▶ _DATASET EXTRACT_
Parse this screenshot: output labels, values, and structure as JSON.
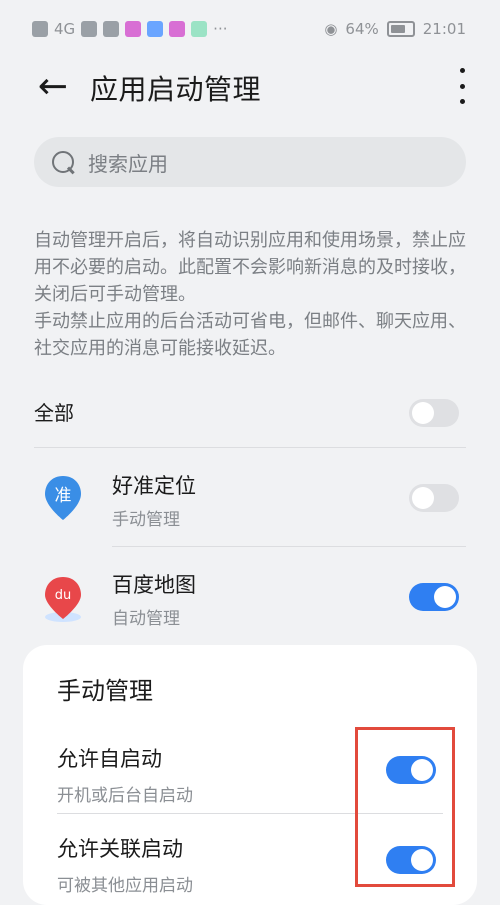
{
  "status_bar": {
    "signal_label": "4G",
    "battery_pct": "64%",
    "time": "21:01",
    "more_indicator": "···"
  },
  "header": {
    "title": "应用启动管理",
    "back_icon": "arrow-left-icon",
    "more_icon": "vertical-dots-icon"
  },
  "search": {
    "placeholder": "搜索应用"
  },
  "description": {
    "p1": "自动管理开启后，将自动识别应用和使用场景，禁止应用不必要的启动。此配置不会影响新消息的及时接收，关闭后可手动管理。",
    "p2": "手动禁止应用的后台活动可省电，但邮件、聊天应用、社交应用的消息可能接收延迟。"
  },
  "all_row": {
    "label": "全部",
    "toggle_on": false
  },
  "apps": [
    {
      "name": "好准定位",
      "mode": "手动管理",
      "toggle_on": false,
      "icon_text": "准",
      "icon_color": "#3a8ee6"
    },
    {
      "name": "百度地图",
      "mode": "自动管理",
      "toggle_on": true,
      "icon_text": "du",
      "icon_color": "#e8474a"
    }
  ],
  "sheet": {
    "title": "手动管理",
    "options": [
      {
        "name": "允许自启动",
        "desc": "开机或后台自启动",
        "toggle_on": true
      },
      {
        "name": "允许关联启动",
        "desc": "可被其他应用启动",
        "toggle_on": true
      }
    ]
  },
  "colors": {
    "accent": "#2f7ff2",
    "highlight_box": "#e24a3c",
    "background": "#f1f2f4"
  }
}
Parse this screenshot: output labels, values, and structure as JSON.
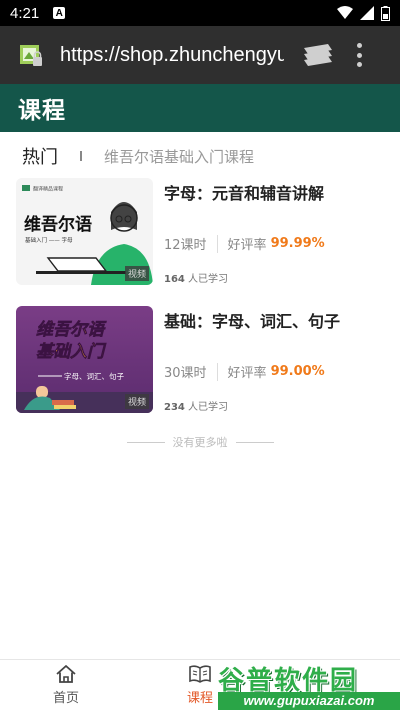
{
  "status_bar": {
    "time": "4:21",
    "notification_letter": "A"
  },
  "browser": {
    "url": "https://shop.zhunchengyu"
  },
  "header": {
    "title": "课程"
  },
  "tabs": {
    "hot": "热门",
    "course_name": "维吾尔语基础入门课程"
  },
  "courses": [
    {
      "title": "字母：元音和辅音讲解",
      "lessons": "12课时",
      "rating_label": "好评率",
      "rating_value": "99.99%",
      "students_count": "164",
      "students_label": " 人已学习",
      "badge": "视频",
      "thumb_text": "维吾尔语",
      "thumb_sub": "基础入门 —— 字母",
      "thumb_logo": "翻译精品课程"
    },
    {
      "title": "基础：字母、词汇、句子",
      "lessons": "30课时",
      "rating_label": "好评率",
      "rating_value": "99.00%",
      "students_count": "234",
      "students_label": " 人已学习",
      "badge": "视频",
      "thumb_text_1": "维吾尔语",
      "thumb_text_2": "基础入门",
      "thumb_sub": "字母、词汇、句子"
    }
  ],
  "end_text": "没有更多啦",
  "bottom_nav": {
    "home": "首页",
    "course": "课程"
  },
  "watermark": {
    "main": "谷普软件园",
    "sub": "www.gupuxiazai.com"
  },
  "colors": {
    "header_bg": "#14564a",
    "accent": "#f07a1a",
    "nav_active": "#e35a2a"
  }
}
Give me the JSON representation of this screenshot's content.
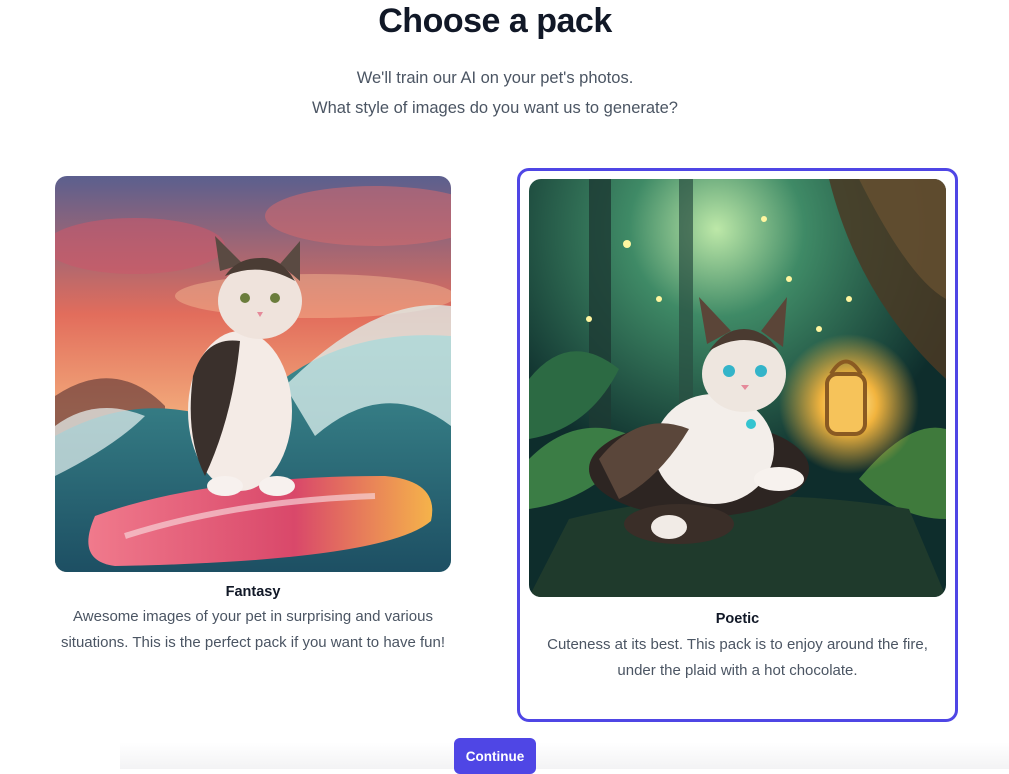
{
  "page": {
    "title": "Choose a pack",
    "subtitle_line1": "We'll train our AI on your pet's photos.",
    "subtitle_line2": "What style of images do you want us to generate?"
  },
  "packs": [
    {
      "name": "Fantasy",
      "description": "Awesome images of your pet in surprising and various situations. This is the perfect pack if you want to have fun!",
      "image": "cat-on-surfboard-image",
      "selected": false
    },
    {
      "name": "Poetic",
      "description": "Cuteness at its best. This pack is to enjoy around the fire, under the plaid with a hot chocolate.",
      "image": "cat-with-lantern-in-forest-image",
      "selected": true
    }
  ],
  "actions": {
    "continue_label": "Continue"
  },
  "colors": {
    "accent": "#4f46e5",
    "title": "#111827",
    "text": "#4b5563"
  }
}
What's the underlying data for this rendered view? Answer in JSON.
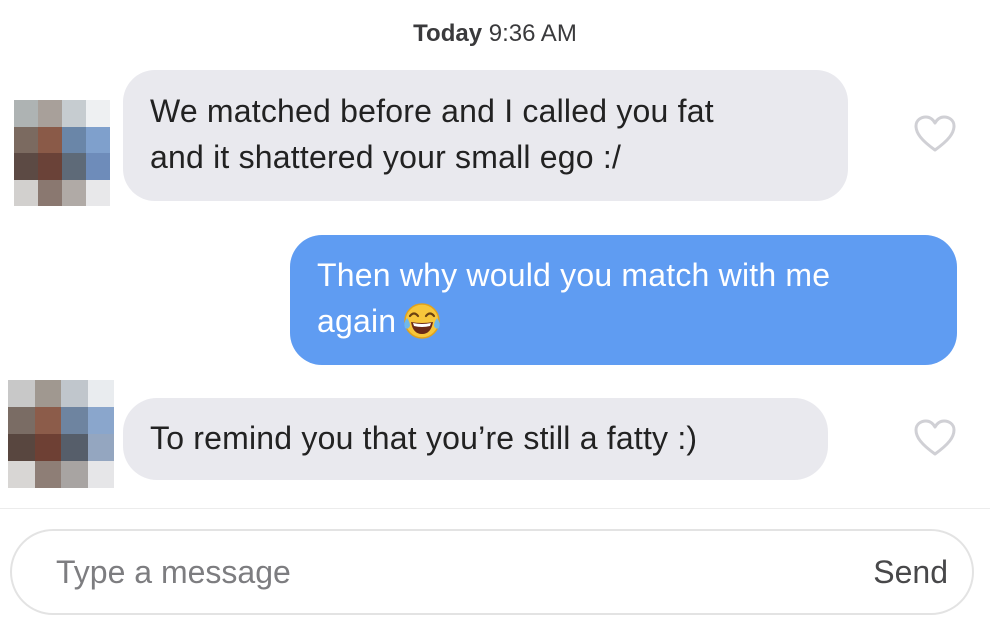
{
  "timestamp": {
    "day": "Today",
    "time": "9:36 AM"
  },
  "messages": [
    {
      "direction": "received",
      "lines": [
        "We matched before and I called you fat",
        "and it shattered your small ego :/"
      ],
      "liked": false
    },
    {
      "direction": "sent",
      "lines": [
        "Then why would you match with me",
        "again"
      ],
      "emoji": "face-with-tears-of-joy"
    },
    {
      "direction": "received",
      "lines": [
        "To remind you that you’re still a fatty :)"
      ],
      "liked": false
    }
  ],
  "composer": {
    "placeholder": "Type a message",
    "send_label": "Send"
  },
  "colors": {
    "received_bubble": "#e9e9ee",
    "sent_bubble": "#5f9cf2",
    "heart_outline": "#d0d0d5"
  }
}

▶ _EXERCISE_
Reproduce each entry verbatim, excluding any embedded images.

▶ _TASK RESPONSE_
Parse this screenshot: output labels, values, and structure as JSON.
{
  "status_bar": {
    "signal_label": "4G",
    "battery_pct": "64%",
    "time": "21:01",
    "more_indicator": "···"
  },
  "header": {
    "title": "应用启动管理",
    "back_icon": "arrow-left-icon",
    "more_icon": "vertical-dots-icon"
  },
  "search": {
    "placeholder": "搜索应用"
  },
  "description": {
    "p1": "自动管理开启后，将自动识别应用和使用场景，禁止应用不必要的启动。此配置不会影响新消息的及时接收，关闭后可手动管理。",
    "p2": "手动禁止应用的后台活动可省电，但邮件、聊天应用、社交应用的消息可能接收延迟。"
  },
  "all_row": {
    "label": "全部",
    "toggle_on": false
  },
  "apps": [
    {
      "name": "好准定位",
      "mode": "手动管理",
      "toggle_on": false,
      "icon_text": "准",
      "icon_color": "#3a8ee6"
    },
    {
      "name": "百度地图",
      "mode": "自动管理",
      "toggle_on": true,
      "icon_text": "du",
      "icon_color": "#e8474a"
    }
  ],
  "sheet": {
    "title": "手动管理",
    "options": [
      {
        "name": "允许自启动",
        "desc": "开机或后台自启动",
        "toggle_on": true
      },
      {
        "name": "允许关联启动",
        "desc": "可被其他应用启动",
        "toggle_on": true
      }
    ]
  },
  "colors": {
    "accent": "#2f7ff2",
    "highlight_box": "#e24a3c",
    "background": "#f1f2f4"
  }
}
Parse this screenshot: output labels, values, and structure as JSON.
{
  "status_bar": {
    "time": "4:21",
    "notification_letter": "A"
  },
  "browser": {
    "url": "https://shop.zhunchengyu"
  },
  "header": {
    "title": "课程"
  },
  "tabs": {
    "hot": "热门",
    "course_name": "维吾尔语基础入门课程"
  },
  "courses": [
    {
      "title": "字母：元音和辅音讲解",
      "lessons": "12课时",
      "rating_label": "好评率",
      "rating_value": "99.99%",
      "students_count": "164",
      "students_label": " 人已学习",
      "badge": "视频",
      "thumb_text": "维吾尔语",
      "thumb_sub": "基础入门 —— 字母",
      "thumb_logo": "翻译精品课程"
    },
    {
      "title": "基础：字母、词汇、句子",
      "lessons": "30课时",
      "rating_label": "好评率",
      "rating_value": "99.00%",
      "students_count": "234",
      "students_label": " 人已学习",
      "badge": "视频",
      "thumb_text_1": "维吾尔语",
      "thumb_text_2": "基础入门",
      "thumb_sub": "字母、词汇、句子"
    }
  ],
  "end_text": "没有更多啦",
  "bottom_nav": {
    "home": "首页",
    "course": "课程"
  },
  "watermark": {
    "main": "谷普软件园",
    "sub": "www.gupuxiazai.com"
  },
  "colors": {
    "header_bg": "#14564a",
    "accent": "#f07a1a",
    "nav_active": "#e35a2a"
  }
}
Give me the JSON representation of this screenshot's content.
{
  "page": {
    "title": "Choose a pack",
    "subtitle_line1": "We'll train our AI on your pet's photos.",
    "subtitle_line2": "What style of images do you want us to generate?"
  },
  "packs": [
    {
      "name": "Fantasy",
      "description": "Awesome images of your pet in surprising and various situations. This is the perfect pack if you want to have fun!",
      "image": "cat-on-surfboard-image",
      "selected": false
    },
    {
      "name": "Poetic",
      "description": "Cuteness at its best. This pack is to enjoy around the fire, under the plaid with a hot chocolate.",
      "image": "cat-with-lantern-in-forest-image",
      "selected": true
    }
  ],
  "actions": {
    "continue_label": "Continue"
  },
  "colors": {
    "accent": "#4f46e5",
    "title": "#111827",
    "text": "#4b5563"
  }
}
What's the underlying data for this rendered view? Answer in JSON.
{
  "timestamp": {
    "day": "Today",
    "time": "9:36 AM"
  },
  "messages": [
    {
      "direction": "received",
      "lines": [
        "We matched before and I called you fat",
        "and it shattered your small ego :/"
      ],
      "liked": false
    },
    {
      "direction": "sent",
      "lines": [
        "Then why would you match with me",
        "again"
      ],
      "emoji": "face-with-tears-of-joy"
    },
    {
      "direction": "received",
      "lines": [
        "To remind you that you’re still a fatty :)"
      ],
      "liked": false
    }
  ],
  "composer": {
    "placeholder": "Type a message",
    "send_label": "Send"
  },
  "colors": {
    "received_bubble": "#e9e9ee",
    "sent_bubble": "#5f9cf2",
    "heart_outline": "#d0d0d5"
  }
}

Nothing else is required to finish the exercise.